_Stored records_.
-- Start --
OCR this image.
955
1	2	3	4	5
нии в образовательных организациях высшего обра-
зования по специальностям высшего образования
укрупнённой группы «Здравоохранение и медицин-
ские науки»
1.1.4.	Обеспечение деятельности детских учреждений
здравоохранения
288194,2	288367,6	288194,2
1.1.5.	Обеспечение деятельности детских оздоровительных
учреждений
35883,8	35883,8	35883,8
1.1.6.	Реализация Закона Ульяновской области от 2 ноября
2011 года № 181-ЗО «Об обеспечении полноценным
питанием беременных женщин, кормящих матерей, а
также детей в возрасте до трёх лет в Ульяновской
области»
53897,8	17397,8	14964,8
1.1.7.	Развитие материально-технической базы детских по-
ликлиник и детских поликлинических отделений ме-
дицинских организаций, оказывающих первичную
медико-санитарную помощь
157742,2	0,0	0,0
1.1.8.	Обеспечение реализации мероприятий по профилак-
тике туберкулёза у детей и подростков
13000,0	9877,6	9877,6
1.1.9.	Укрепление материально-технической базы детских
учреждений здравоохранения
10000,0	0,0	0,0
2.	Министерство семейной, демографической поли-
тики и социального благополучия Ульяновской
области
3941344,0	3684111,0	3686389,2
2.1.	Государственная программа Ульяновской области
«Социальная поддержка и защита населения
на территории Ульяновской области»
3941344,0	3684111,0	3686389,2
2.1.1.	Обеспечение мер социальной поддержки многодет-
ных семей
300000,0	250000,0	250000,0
-- End --
_Task goal_. Every entry should be printed again exactly as it stands.

_Complete answer_.
OCR this image.
955
1	2	3	4	5
нии в образовательных организациях высшего обра-
зования по специальностям высшего образования
укрупнённой группы «Здравоохранение и медицин-
ские науки»
1.1.4.	Обеспечение деятельности детских учреждений
здравоохранения
288194,2	288367,6	288194,2
1.1.5.	Обеспечение деятельности детских оздоровительных
учреждений
35883,8	35883,8	35883,8
1.1.6.	Реализация Закона Ульяновской области от 2 ноября
2011 года № 181-ЗО «Об обеспечении полноценным
питанием беременных женщин, кормящих матерей, а
также детей в возрасте до трёх лет в Ульяновской
области»
53897,8	17397,8	14964,8
1.1.7.	Развитие материально-технической базы детских по-
ликлиник и детских поликлинических отделений ме-
дицинских организаций, оказывающих первичную
медико-санитарную помощь
157742,2	0,0	0,0
1.1.8.	Обеспечение реализации мероприятий по профилак-
тике туберкулёза у детей и подростков
13000,0	9877,6	9877,6
1.1.9.	Укрепление материально-технической базы детских
учреждений здравоохранения
10000,0	0,0	0,0
2.	Министерство семейной, демографической поли-
тики и социального благополучия Ульяновской
области
3941344,0	3684111,0	3686389,2
2.1.	Государственная программа Ульяновской области
«Социальная поддержка и защита населения
на территории Ульяновской области»
3941344,0	3684111,0	3686389,2
2.1.1.	Обеспечение мер социальной поддержки многодет-
ных семей
300000,0	250000,0	250000,0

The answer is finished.